**EXERCISE INSTRUCTIONS**: Find the string "category" in the records. Copy every line it appears in.

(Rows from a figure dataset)

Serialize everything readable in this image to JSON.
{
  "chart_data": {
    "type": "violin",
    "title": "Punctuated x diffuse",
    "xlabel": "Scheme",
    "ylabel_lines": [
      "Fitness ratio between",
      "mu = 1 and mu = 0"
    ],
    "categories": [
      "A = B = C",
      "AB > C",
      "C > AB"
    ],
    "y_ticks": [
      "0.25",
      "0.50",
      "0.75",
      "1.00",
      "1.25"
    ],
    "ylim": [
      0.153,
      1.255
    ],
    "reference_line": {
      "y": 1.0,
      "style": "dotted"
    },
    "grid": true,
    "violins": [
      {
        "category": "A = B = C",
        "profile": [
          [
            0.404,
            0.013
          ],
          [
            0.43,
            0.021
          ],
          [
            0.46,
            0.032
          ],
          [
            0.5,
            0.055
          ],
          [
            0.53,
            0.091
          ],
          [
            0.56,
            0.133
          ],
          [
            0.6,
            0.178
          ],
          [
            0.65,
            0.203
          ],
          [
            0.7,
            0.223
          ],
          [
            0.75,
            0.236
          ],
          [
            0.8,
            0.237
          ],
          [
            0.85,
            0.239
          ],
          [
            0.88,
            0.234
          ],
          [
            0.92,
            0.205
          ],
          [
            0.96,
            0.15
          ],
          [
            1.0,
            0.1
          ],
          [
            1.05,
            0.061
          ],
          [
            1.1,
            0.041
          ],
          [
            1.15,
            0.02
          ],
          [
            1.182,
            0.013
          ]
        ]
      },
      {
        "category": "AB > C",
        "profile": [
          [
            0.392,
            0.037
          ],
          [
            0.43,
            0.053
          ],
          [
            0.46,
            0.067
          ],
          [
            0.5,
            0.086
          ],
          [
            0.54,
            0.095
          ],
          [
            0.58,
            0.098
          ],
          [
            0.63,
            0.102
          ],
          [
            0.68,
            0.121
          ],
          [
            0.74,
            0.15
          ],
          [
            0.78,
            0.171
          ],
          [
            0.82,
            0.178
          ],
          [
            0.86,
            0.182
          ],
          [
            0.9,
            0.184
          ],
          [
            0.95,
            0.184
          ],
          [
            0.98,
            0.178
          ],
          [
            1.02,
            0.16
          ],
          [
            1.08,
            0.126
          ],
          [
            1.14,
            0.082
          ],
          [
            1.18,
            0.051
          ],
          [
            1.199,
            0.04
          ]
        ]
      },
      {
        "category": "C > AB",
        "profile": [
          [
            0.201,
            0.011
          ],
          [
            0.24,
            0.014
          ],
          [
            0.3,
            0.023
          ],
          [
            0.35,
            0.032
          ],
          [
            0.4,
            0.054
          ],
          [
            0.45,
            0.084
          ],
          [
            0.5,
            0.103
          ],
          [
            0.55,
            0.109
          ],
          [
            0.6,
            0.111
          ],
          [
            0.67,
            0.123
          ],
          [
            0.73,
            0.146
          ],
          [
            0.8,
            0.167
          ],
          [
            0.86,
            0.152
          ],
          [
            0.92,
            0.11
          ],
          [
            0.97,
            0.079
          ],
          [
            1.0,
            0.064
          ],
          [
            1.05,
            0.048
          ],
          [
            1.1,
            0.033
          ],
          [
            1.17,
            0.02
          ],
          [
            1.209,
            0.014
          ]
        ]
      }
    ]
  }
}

**ANSWER**:
        "category": "A = B = C",
        "category": "AB > C",
        "category": "C > AB",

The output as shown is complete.